---------- Data supplied ----------

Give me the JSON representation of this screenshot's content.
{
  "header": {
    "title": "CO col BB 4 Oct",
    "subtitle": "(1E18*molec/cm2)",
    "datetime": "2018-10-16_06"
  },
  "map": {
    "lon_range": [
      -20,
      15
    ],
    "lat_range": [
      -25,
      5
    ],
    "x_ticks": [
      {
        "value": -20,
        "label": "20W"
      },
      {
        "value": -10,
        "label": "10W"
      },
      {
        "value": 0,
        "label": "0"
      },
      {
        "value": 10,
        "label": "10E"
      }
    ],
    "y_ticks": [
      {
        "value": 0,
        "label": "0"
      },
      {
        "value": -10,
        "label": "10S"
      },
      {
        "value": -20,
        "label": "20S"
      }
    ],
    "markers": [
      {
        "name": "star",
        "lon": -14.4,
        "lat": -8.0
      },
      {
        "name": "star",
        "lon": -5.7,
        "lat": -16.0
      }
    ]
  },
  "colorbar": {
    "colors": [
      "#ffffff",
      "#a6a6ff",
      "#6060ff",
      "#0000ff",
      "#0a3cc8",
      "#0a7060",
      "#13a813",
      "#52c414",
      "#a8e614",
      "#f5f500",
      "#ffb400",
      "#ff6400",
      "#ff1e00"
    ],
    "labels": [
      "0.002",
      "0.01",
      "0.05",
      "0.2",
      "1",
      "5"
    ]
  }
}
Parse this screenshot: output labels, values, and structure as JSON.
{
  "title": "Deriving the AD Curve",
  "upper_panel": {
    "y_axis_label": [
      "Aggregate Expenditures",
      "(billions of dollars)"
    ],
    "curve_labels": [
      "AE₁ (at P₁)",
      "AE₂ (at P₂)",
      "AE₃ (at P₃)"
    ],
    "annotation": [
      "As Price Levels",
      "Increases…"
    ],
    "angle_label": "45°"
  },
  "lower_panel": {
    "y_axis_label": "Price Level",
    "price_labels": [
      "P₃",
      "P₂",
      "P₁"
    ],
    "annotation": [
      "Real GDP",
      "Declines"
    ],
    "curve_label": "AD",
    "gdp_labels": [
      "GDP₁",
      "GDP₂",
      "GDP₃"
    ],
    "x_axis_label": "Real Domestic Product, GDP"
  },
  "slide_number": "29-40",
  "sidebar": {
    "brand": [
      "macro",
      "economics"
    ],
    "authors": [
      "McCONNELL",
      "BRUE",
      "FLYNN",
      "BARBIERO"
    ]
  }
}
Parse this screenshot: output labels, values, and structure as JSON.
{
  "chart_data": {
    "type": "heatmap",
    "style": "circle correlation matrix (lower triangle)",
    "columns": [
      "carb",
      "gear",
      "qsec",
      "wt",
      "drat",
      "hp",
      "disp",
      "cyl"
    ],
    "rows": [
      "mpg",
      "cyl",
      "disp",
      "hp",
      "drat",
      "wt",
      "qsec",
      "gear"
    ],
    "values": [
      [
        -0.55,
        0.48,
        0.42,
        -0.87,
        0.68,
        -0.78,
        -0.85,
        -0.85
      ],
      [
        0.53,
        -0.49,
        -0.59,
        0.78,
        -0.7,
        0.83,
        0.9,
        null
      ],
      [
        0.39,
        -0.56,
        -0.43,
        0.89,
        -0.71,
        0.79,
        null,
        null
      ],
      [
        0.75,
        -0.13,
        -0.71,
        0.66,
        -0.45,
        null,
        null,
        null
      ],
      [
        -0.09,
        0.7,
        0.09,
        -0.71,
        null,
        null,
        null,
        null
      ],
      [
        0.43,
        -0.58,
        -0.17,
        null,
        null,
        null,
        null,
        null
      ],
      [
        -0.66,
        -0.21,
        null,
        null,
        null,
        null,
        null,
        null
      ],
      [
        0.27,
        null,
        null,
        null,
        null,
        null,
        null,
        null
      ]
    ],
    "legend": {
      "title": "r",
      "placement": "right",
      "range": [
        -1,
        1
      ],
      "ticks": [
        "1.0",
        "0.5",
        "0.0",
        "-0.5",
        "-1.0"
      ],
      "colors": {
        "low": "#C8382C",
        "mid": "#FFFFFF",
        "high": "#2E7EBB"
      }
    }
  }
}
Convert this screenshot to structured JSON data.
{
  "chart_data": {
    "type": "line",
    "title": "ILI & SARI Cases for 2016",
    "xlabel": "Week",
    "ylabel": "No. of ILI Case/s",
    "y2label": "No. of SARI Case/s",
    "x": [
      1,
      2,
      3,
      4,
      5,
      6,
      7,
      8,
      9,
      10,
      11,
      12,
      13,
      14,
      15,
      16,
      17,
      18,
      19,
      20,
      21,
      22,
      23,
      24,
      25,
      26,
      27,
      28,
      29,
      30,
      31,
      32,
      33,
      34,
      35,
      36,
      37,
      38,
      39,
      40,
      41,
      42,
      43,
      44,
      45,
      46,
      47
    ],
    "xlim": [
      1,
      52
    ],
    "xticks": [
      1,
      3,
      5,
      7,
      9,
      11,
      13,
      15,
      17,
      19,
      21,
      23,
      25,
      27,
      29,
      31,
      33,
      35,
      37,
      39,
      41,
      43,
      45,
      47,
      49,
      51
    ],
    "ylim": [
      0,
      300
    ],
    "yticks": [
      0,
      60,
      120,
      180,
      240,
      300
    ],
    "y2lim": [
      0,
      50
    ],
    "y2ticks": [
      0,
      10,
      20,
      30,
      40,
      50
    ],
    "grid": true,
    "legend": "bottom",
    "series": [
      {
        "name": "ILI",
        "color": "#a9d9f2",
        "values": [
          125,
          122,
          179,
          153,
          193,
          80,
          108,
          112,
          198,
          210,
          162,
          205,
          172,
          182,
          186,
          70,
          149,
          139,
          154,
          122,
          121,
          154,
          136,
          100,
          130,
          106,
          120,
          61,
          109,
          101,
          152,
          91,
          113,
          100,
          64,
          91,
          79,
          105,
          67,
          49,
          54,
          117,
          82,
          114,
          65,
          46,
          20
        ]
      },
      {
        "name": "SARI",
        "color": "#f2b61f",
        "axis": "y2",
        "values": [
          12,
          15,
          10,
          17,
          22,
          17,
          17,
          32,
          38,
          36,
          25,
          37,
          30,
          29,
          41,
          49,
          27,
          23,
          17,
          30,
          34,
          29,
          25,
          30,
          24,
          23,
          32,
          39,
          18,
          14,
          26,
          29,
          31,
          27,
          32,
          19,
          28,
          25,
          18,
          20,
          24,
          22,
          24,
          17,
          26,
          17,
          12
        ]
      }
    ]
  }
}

----------

■ Instructions for the task: Copy out the whole listing exactly as written.

■ The answer:
Give me the JSON representation of this screenshot's content.
{
  "header": {
    "title": "CO col BB 4 Oct",
    "subtitle": "(1E18*molec/cm2)",
    "datetime": "2018-10-16_06"
  },
  "map": {
    "lon_range": [
      -20,
      15
    ],
    "lat_range": [
      -25,
      5
    ],
    "x_ticks": [
      {
        "value": -20,
        "label": "20W"
      },
      {
        "value": -10,
        "label": "10W"
      },
      {
        "value": 0,
        "label": "0"
      },
      {
        "value": 10,
        "label": "10E"
      }
    ],
    "y_ticks": [
      {
        "value": 0,
        "label": "0"
      },
      {
        "value": -10,
        "label": "10S"
      },
      {
        "value": -20,
        "label": "20S"
      }
    ],
    "markers": [
      {
        "name": "star",
        "lon": -14.4,
        "lat": -8.0
      },
      {
        "name": "star",
        "lon": -5.7,
        "lat": -16.0
      }
    ]
  },
  "colorbar": {
    "colors": [
      "#ffffff",
      "#a6a6ff",
      "#6060ff",
      "#0000ff",
      "#0a3cc8",
      "#0a7060",
      "#13a813",
      "#52c414",
      "#a8e614",
      "#f5f500",
      "#ffb400",
      "#ff6400",
      "#ff1e00"
    ],
    "labels": [
      "0.002",
      "0.01",
      "0.05",
      "0.2",
      "1",
      "5"
    ]
  }
}
Parse this screenshot: output labels, values, and structure as JSON.
{
  "title": "Deriving the AD Curve",
  "upper_panel": {
    "y_axis_label": [
      "Aggregate Expenditures",
      "(billions of dollars)"
    ],
    "curve_labels": [
      "AE₁ (at P₁)",
      "AE₂ (at P₂)",
      "AE₃ (at P₃)"
    ],
    "annotation": [
      "As Price Levels",
      "Increases…"
    ],
    "angle_label": "45°"
  },
  "lower_panel": {
    "y_axis_label": "Price Level",
    "price_labels": [
      "P₃",
      "P₂",
      "P₁"
    ],
    "annotation": [
      "Real GDP",
      "Declines"
    ],
    "curve_label": "AD",
    "gdp_labels": [
      "GDP₁",
      "GDP₂",
      "GDP₃"
    ],
    "x_axis_label": "Real Domestic Product, GDP"
  },
  "slide_number": "29-40",
  "sidebar": {
    "brand": [
      "macro",
      "economics"
    ],
    "authors": [
      "McCONNELL",
      "BRUE",
      "FLYNN",
      "BARBIERO"
    ]
  }
}
Parse this screenshot: output labels, values, and structure as JSON.
{
  "chart_data": {
    "type": "heatmap",
    "style": "circle correlation matrix (lower triangle)",
    "columns": [
      "carb",
      "gear",
      "qsec",
      "wt",
      "drat",
      "hp",
      "disp",
      "cyl"
    ],
    "rows": [
      "mpg",
      "cyl",
      "disp",
      "hp",
      "drat",
      "wt",
      "qsec",
      "gear"
    ],
    "values": [
      [
        -0.55,
        0.48,
        0.42,
        -0.87,
        0.68,
        -0.78,
        -0.85,
        -0.85
      ],
      [
        0.53,
        -0.49,
        -0.59,
        0.78,
        -0.7,
        0.83,
        0.9,
        null
      ],
      [
        0.39,
        -0.56,
        -0.43,
        0.89,
        -0.71,
        0.79,
        null,
        null
      ],
      [
        0.75,
        -0.13,
        -0.71,
        0.66,
        -0.45,
        null,
        null,
        null
      ],
      [
        -0.09,
        0.7,
        0.09,
        -0.71,
        null,
        null,
        null,
        null
      ],
      [
        0.43,
        -0.58,
        -0.17,
        null,
        null,
        null,
        null,
        null
      ],
      [
        -0.66,
        -0.21,
        null,
        null,
        null,
        null,
        null,
        null
      ],
      [
        0.27,
        null,
        null,
        null,
        null,
        null,
        null,
        null
      ]
    ],
    "legend": {
      "title": "r",
      "placement": "right",
      "range": [
        -1,
        1
      ],
      "ticks": [
        "1.0",
        "0.5",
        "0.0",
        "-0.5",
        "-1.0"
      ],
      "colors": {
        "low": "#C8382C",
        "mid": "#FFFFFF",
        "high": "#2E7EBB"
      }
    }
  }
}
Convert this screenshot to structured JSON data.
{
  "chart_data": {
    "type": "line",
    "title": "ILI & SARI Cases for 2016",
    "xlabel": "Week",
    "ylabel": "No. of ILI Case/s",
    "y2label": "No. of SARI Case/s",
    "x": [
      1,
      2,
      3,
      4,
      5,
      6,
      7,
      8,
      9,
      10,
      11,
      12,
      13,
      14,
      15,
      16,
      17,
      18,
      19,
      20,
      21,
      22,
      23,
      24,
      25,
      26,
      27,
      28,
      29,
      30,
      31,
      32,
      33,
      34,
      35,
      36,
      37,
      38,
      39,
      40,
      41,
      42,
      43,
      44,
      45,
      46,
      47
    ],
    "xlim": [
      1,
      52
    ],
    "xticks": [
      1,
      3,
      5,
      7,
      9,
      11,
      13,
      15,
      17,
      19,
      21,
      23,
      25,
      27,
      29,
      31,
      33,
      35,
      37,
      39,
      41,
      43,
      45,
      47,
      49,
      51
    ],
    "ylim": [
      0,
      300
    ],
    "yticks": [
      0,
      60,
      120,
      180,
      240,
      300
    ],
    "y2lim": [
      0,
      50
    ],
    "y2ticks": [
      0,
      10,
      20,
      30,
      40,
      50
    ],
    "grid": true,
    "legend": "bottom",
    "series": [
      {
        "name": "ILI",
        "color": "#a9d9f2",
        "values": [
          125,
          122,
          179,
          153,
          193,
          80,
          108,
          112,
          198,
          210,
          162,
          205,
          172,
          182,
          186,
          70,
          149,
          139,
          154,
          122,
          121,
          154,
          136,
          100,
          130,
          106,
          120,
          61,
          109,
          101,
          152,
          91,
          113,
          100,
          64,
          91,
          79,
          105,
          67,
          49,
          54,
          117,
          82,
          114,
          65,
          46,
          20
        ]
      },
      {
        "name": "SARI",
        "color": "#f2b61f",
        "axis": "y2",
        "values": [
          12,
          15,
          10,
          17,
          22,
          17,
          17,
          32,
          38,
          36,
          25,
          37,
          30,
          29,
          41,
          49,
          27,
          23,
          17,
          30,
          34,
          29,
          25,
          30,
          24,
          23,
          32,
          39,
          18,
          14,
          26,
          29,
          31,
          27,
          32,
          19,
          28,
          25,
          18,
          20,
          24,
          22,
          24,
          17,
          26,
          17,
          12
        ]
      }
    ]
  }
}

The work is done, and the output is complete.